Below are some entries. Work out how many of their lines hold the word "Peserta", and write that number alone.

#### GIVEN DATA:
○ ○ ○ ○
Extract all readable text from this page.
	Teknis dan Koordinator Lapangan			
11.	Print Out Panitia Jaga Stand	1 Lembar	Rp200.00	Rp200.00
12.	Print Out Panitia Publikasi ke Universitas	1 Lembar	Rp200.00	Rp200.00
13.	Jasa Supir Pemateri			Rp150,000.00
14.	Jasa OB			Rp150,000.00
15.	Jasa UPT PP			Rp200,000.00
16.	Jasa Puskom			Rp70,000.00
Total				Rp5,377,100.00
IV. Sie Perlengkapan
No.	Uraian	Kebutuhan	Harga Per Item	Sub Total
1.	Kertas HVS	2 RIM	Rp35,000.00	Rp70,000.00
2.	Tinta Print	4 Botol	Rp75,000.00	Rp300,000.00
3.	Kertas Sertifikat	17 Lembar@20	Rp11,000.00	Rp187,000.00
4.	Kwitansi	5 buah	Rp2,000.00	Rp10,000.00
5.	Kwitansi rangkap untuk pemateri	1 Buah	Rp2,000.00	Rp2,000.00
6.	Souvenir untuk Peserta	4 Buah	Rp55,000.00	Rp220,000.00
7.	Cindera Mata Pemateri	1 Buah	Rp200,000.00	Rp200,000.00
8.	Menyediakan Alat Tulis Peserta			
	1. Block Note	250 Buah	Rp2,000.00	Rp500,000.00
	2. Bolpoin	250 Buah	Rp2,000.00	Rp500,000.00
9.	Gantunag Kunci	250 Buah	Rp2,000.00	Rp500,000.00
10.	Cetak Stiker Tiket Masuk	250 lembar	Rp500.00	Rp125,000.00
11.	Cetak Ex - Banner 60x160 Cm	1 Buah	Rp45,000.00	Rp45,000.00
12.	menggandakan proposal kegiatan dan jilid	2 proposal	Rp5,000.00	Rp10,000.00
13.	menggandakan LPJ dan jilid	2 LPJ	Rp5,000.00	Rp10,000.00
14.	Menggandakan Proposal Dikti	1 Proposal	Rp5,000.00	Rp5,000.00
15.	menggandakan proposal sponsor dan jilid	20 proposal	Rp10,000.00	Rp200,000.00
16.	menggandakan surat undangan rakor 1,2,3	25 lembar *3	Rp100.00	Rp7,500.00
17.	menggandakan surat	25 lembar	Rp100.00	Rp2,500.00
○ ○ ○ ○
#### ANSWER FOR THIS EXERCISE:
2